[Collected data entries]
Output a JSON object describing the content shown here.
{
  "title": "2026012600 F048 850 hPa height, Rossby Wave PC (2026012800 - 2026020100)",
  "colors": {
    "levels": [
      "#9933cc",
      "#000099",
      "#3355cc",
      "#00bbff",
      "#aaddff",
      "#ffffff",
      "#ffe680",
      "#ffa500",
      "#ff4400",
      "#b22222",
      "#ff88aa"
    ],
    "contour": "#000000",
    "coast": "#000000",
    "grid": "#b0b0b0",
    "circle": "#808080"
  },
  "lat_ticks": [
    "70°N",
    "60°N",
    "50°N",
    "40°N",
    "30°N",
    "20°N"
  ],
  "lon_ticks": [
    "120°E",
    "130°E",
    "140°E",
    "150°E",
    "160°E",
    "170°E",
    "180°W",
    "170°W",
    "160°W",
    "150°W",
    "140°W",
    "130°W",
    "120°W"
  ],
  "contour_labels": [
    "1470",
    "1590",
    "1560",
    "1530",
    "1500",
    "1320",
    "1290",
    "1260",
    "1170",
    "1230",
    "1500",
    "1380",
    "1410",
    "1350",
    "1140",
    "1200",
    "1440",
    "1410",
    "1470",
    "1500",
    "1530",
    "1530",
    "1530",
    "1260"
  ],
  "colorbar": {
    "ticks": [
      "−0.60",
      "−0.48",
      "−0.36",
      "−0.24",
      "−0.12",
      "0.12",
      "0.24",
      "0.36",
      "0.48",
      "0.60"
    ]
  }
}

Work to do>
Please reproduce each record precisely as written.

Solution to the problem>
Output a JSON object describing the content shown here.
{
  "title": "2026012600 F048 850 hPa height, Rossby Wave PC (2026012800 - 2026020100)",
  "colors": {
    "levels": [
      "#9933cc",
      "#000099",
      "#3355cc",
      "#00bbff",
      "#aaddff",
      "#ffffff",
      "#ffe680",
      "#ffa500",
      "#ff4400",
      "#b22222",
      "#ff88aa"
    ],
    "contour": "#000000",
    "coast": "#000000",
    "grid": "#b0b0b0",
    "circle": "#808080"
  },
  "lat_ticks": [
    "70°N",
    "60°N",
    "50°N",
    "40°N",
    "30°N",
    "20°N"
  ],
  "lon_ticks": [
    "120°E",
    "130°E",
    "140°E",
    "150°E",
    "160°E",
    "170°E",
    "180°W",
    "170°W",
    "160°W",
    "150°W",
    "140°W",
    "130°W",
    "120°W"
  ],
  "contour_labels": [
    "1470",
    "1590",
    "1560",
    "1530",
    "1500",
    "1320",
    "1290",
    "1260",
    "1170",
    "1230",
    "1500",
    "1380",
    "1410",
    "1350",
    "1140",
    "1200",
    "1440",
    "1410",
    "1470",
    "1500",
    "1530",
    "1530",
    "1530",
    "1260"
  ],
  "colorbar": {
    "ticks": [
      "−0.60",
      "−0.48",
      "−0.36",
      "−0.24",
      "−0.12",
      "0.12",
      "0.24",
      "0.36",
      "0.48",
      "0.60"
    ]
  }
}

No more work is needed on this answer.